Annotated region listings:
######

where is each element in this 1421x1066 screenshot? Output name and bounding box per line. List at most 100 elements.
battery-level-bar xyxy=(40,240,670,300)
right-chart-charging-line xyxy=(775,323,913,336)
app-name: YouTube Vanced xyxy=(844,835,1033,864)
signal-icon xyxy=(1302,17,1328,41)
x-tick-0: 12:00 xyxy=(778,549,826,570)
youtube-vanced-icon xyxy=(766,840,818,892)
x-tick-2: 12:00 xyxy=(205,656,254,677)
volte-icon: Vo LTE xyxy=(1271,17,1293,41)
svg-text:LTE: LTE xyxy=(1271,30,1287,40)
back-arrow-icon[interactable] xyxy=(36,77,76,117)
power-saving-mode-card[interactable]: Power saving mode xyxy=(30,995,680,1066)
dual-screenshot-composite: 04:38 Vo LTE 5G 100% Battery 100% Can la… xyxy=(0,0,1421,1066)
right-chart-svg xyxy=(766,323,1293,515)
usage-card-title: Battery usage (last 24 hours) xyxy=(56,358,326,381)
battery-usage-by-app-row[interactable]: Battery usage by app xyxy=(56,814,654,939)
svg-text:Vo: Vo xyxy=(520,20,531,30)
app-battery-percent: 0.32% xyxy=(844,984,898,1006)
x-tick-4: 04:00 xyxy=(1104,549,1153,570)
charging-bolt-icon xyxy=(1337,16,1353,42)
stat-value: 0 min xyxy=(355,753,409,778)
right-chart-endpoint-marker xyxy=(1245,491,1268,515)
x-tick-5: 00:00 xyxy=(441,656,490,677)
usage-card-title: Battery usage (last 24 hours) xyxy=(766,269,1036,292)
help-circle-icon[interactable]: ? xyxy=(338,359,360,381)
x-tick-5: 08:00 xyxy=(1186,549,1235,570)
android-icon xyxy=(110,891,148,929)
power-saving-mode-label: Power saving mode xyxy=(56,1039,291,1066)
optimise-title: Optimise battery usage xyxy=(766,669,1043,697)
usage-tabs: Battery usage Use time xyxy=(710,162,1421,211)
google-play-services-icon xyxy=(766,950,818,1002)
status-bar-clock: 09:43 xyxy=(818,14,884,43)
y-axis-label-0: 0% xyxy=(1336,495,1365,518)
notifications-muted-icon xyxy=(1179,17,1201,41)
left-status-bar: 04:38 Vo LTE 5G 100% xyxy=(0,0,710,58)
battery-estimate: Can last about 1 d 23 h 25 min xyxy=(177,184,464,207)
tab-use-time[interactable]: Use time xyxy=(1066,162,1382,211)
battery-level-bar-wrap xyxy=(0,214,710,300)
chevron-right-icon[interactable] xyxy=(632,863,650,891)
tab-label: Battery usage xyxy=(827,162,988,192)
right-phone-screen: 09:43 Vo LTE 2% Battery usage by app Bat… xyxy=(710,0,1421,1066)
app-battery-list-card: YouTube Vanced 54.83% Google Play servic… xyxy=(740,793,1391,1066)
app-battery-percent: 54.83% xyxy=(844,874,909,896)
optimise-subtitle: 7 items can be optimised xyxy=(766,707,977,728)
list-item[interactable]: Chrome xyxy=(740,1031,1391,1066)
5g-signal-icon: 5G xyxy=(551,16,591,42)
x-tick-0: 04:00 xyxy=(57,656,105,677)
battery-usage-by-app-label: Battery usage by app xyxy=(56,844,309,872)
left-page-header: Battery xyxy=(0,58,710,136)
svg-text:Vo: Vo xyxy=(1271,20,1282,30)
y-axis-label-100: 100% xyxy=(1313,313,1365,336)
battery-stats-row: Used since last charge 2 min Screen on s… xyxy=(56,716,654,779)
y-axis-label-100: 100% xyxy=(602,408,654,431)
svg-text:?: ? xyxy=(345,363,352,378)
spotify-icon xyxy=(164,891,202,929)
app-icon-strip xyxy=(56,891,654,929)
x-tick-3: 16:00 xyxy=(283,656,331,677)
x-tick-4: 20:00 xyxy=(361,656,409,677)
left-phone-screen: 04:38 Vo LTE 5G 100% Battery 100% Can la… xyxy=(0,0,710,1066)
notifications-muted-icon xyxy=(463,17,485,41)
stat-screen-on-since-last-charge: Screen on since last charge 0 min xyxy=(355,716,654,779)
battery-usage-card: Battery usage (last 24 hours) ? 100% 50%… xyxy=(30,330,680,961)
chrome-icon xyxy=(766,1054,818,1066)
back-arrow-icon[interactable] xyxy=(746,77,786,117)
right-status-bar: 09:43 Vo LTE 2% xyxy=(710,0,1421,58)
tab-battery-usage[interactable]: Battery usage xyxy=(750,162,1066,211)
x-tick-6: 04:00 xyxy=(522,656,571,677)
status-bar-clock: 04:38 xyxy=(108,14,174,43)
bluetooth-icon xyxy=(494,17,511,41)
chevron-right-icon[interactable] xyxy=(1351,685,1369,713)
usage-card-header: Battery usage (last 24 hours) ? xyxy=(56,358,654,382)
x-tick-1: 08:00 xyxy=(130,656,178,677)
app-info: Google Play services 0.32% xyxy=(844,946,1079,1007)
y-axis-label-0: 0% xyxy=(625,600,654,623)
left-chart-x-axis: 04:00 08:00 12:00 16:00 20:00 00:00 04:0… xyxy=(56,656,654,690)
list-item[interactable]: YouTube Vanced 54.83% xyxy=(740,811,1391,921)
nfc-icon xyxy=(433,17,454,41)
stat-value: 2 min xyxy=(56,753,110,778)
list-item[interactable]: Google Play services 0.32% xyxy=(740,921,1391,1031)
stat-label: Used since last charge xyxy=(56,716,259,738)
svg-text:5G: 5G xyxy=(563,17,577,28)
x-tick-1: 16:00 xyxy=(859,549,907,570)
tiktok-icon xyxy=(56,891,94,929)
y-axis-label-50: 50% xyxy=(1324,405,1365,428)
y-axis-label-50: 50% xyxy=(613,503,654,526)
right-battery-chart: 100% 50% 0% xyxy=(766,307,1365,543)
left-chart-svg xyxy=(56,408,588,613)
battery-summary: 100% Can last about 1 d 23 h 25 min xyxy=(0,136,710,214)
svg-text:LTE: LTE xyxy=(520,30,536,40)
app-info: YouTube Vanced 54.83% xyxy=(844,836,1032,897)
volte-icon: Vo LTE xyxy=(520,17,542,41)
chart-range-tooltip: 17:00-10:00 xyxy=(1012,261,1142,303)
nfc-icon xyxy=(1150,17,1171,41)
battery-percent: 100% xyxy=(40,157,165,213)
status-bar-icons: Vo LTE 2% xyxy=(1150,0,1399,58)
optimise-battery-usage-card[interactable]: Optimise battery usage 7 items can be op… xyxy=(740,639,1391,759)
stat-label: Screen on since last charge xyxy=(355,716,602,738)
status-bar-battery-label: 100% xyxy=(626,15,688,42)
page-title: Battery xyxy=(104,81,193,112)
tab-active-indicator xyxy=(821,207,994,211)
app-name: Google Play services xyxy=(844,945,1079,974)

######

To be done: Count how many lines in the records above contain the string "about", matching case exactly. Give only the number.

The output: 2